### Page extract
◆ ◆ ◆ ◆
For Hayes, WorkKeys helps inform decisions made by job-seekers—even those who don’t achieve a bronze NCRC

“A job-seeker automatically knows what skills need to be improved to be considered for a particular position,” says Hayes. “Even better, he or she knows which of their current skills are transferable to a different job.” A carpenter with a gold NCRC can show that he or she has the core skills to work in the seemingly unrelated field of quality control, an example that Hayes got from a real (and successful) hire made by a plastics company in Elgin.

Employers also benefit from WorkKeys. With an objective measure of a candidate’s core capabilities, “they can take a lot of guesswork out of hiring decisions,” says Scianna. Moreover, having employees take WorkKeys assessments “can help identify areas in a workplace where more education and training are needed,” says Hayes.
◆ ◆ ◆ ◆
[Records from a data source]
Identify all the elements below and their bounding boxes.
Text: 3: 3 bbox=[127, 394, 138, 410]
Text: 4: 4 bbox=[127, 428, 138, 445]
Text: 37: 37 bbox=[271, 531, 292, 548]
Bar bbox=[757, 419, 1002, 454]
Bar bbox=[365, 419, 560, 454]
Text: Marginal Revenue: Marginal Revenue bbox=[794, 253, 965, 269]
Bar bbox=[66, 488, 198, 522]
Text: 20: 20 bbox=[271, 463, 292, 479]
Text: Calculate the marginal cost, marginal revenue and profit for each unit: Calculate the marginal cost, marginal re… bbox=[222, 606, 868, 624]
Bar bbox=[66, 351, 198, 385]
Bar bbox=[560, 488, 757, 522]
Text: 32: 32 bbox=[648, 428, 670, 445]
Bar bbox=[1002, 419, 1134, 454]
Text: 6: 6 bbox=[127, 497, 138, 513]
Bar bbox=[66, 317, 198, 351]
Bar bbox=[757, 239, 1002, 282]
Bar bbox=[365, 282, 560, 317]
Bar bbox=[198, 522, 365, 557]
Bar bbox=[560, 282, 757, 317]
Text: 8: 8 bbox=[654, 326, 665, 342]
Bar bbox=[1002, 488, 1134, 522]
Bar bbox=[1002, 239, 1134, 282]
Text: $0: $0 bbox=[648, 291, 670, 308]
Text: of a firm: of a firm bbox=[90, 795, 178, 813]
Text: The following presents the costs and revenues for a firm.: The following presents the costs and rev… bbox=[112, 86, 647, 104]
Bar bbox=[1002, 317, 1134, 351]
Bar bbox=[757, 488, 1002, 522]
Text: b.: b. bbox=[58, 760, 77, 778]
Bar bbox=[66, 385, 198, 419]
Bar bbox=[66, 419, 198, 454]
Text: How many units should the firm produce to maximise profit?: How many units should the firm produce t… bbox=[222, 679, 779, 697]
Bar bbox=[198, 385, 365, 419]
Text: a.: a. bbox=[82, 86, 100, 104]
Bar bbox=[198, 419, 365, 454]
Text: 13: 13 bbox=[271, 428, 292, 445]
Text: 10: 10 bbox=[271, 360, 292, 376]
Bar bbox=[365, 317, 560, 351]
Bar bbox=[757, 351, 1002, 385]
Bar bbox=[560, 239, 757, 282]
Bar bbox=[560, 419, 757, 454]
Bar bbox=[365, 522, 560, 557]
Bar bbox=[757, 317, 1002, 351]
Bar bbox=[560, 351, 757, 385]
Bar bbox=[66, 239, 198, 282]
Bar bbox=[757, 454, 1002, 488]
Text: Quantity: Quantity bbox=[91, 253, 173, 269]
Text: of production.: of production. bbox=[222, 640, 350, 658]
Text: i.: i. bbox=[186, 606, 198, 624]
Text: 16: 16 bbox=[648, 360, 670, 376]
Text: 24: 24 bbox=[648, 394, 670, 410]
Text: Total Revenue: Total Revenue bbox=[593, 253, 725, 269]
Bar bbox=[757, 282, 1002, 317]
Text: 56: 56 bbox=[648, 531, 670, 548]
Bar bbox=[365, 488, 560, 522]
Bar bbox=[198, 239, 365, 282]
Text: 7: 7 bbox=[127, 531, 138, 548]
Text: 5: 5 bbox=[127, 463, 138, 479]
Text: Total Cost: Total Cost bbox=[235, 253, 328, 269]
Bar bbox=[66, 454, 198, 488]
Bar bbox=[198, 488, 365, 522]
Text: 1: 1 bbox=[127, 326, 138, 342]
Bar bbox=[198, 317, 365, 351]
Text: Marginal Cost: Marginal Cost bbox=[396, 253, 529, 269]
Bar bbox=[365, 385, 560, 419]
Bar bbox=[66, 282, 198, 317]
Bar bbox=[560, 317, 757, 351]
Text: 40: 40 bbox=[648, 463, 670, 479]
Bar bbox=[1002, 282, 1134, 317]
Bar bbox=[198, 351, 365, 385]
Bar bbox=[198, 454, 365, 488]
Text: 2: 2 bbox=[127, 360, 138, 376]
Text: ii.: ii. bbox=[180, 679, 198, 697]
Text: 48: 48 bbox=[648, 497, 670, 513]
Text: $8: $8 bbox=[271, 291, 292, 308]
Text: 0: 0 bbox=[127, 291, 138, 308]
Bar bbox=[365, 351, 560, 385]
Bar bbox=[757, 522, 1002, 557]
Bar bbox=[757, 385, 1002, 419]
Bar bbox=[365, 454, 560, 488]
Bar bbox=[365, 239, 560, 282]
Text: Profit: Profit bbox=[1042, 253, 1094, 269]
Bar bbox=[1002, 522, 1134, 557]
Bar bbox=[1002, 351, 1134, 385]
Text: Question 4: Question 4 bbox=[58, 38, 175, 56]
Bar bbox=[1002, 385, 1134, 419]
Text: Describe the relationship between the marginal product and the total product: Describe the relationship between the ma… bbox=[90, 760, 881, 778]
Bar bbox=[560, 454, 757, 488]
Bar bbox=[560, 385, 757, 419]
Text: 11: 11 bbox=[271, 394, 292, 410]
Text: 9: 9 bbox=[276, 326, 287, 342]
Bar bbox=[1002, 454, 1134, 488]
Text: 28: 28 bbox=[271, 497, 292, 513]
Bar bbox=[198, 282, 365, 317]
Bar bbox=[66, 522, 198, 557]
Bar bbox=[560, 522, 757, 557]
◆ ◆ ◆ ◆
According to the WorkKeys text, in what field did the carpenter with a gold NCRC show the core skills to work? Rely only on the text about WorkKeys to respond.

Quality control.